TASK TO CARRY OUT
Please print every record below exactly as it appears.

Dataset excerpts
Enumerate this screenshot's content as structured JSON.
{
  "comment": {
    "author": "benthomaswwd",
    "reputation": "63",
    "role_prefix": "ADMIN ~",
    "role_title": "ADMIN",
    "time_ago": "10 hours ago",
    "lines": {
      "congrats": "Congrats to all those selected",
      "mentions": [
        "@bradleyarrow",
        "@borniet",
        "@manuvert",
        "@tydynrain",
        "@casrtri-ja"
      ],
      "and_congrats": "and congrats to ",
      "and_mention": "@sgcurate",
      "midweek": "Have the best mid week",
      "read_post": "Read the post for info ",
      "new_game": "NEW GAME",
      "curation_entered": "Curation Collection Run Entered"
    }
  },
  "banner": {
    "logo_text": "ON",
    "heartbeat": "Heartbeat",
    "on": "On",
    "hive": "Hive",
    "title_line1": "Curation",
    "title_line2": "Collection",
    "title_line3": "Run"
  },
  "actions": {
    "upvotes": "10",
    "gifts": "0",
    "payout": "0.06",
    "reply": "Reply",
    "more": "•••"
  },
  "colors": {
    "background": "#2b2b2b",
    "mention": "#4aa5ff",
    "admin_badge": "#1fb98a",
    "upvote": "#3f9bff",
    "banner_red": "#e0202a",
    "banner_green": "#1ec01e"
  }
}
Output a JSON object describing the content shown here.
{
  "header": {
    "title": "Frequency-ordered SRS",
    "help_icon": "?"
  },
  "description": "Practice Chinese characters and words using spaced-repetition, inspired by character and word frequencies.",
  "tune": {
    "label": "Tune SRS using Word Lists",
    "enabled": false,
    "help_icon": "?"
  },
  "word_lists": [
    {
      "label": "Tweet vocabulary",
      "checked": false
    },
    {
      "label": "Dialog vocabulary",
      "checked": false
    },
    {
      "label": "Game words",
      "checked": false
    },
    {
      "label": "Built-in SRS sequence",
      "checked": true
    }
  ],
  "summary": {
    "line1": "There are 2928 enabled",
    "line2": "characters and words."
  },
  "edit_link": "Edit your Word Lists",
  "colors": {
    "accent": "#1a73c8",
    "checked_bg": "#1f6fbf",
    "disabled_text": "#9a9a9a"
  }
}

WRITTEN ANSWER
Enumerate this screenshot's content as structured JSON.
{
  "comment": {
    "author": "benthomaswwd",
    "reputation": "63",
    "role_prefix": "ADMIN ~",
    "role_title": "ADMIN",
    "time_ago": "10 hours ago",
    "lines": {
      "congrats": "Congrats to all those selected",
      "mentions": [
        "@bradleyarrow",
        "@borniet",
        "@manuvert",
        "@tydynrain",
        "@casrtri-ja"
      ],
      "and_congrats": "and congrats to ",
      "and_mention": "@sgcurate",
      "midweek": "Have the best mid week",
      "read_post": "Read the post for info ",
      "new_game": "NEW GAME",
      "curation_entered": "Curation Collection Run Entered"
    }
  },
  "banner": {
    "logo_text": "ON",
    "heartbeat": "Heartbeat",
    "on": "On",
    "hive": "Hive",
    "title_line1": "Curation",
    "title_line2": "Collection",
    "title_line3": "Run"
  },
  "actions": {
    "upvotes": "10",
    "gifts": "0",
    "payout": "0.06",
    "reply": "Reply",
    "more": "•••"
  },
  "colors": {
    "background": "#2b2b2b",
    "mention": "#4aa5ff",
    "admin_badge": "#1fb98a",
    "upvote": "#3f9bff",
    "banner_red": "#e0202a",
    "banner_green": "#1ec01e"
  }
}
Output a JSON object describing the content shown here.
{
  "header": {
    "title": "Frequency-ordered SRS",
    "help_icon": "?"
  },
  "description": "Practice Chinese characters and words using spaced-repetition, inspired by character and word frequencies.",
  "tune": {
    "label": "Tune SRS using Word Lists",
    "enabled": false,
    "help_icon": "?"
  },
  "word_lists": [
    {
      "label": "Tweet vocabulary",
      "checked": false
    },
    {
      "label": "Dialog vocabulary",
      "checked": false
    },
    {
      "label": "Game words",
      "checked": false
    },
    {
      "label": "Built-in SRS sequence",
      "checked": true
    }
  ],
  "summary": {
    "line1": "There are 2928 enabled",
    "line2": "characters and words."
  },
  "edit_link": "Edit your Word Lists",
  "colors": {
    "accent": "#1a73c8",
    "checked_bg": "#1f6fbf",
    "disabled_text": "#9a9a9a"
  }
}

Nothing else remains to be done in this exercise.